WHAT TO WORK ON
Could you rewrite these entries with every "MOOR LANE" changed to "MOOR ROAD" and everything else left as it is? Leave out the pictures.

──────── LISTED RECORDS

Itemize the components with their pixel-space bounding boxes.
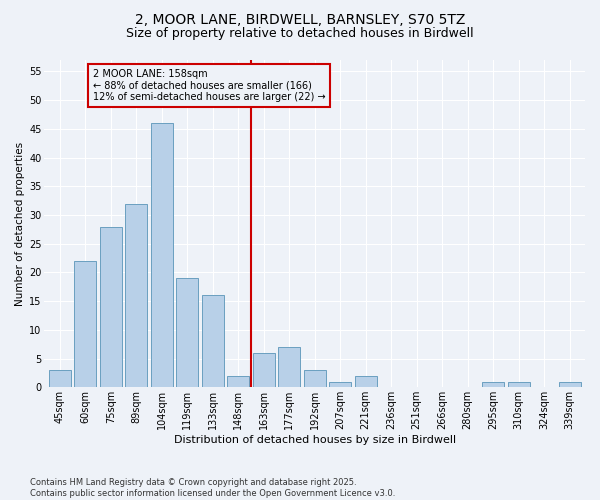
Bar (482, 382, 504, 388)
Y-axis label: Number of detached properties: Number of detached properties (15, 142, 25, 306)
Text: 2 MOOR LANE: 158sqm
← 88% of detached houses are smaller (166)
12% of semi-detac: 2 MOOR LANE: 158sqm ← 88% of detached ho… (93, 68, 326, 102)
Bar (49, 370, 71, 388)
X-axis label: Distribution of detached houses by size in Birdwell: Distribution of detached houses by size … (173, 435, 456, 445)
Bar (202, 296, 224, 388)
Text: 2, MOOR LANE, BIRDWELL, BARNSLEY, S70 5TZ: 2, MOOR LANE, BIRDWELL, BARNSLEY, S70 5T… (135, 12, 465, 26)
Bar (176, 278, 198, 388)
Bar (508, 382, 530, 388)
Bar (304, 370, 326, 388)
Bar (227, 376, 249, 388)
Bar (355, 376, 377, 388)
Bar (253, 353, 275, 388)
Bar (329, 382, 351, 388)
Text: Contains HM Land Registry data © Crown copyright and database right 2025.
Contai: Contains HM Land Registry data © Crown c… (30, 478, 395, 498)
Bar (100, 226, 122, 388)
Bar (278, 347, 300, 388)
Bar (125, 204, 147, 388)
Bar (151, 123, 173, 388)
Bar (74, 261, 96, 388)
Bar (559, 382, 581, 388)
Text: Size of property relative to detached houses in Birdwell: Size of property relative to detached ho… (126, 28, 474, 40)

────────────────

RESULT OF THIS TASK
Itemize the components with their pixel-space bounding boxes.
Bar (482, 382, 504, 388)
Y-axis label: Number of detached properties: Number of detached properties (15, 142, 25, 306)
Text: 2 MOOR ROAD: 158sqm
← 88% of detached houses are smaller (166)
12% of semi-detac: 2 MOOR ROAD: 158sqm ← 88% of detached ho… (93, 68, 326, 102)
Bar (49, 370, 71, 388)
X-axis label: Distribution of detached houses by size in Birdwell: Distribution of detached houses by size … (173, 435, 456, 445)
Bar (202, 296, 224, 388)
Text: 2, MOOR ROAD, BIRDWELL, BARNSLEY, S70 5TZ: 2, MOOR ROAD, BIRDWELL, BARNSLEY, S70 5T… (135, 12, 465, 26)
Bar (176, 278, 198, 388)
Bar (508, 382, 530, 388)
Bar (304, 370, 326, 388)
Bar (227, 376, 249, 388)
Bar (355, 376, 377, 388)
Bar (253, 353, 275, 388)
Bar (329, 382, 351, 388)
Text: Contains HM Land Registry data © Crown copyright and database right 2025.
Contai: Contains HM Land Registry data © Crown c… (30, 478, 395, 498)
Bar (100, 226, 122, 388)
Bar (278, 347, 300, 388)
Bar (125, 204, 147, 388)
Bar (151, 123, 173, 388)
Bar (74, 261, 96, 388)
Bar (559, 382, 581, 388)
Text: Size of property relative to detached houses in Birdwell: Size of property relative to detached ho… (126, 28, 474, 40)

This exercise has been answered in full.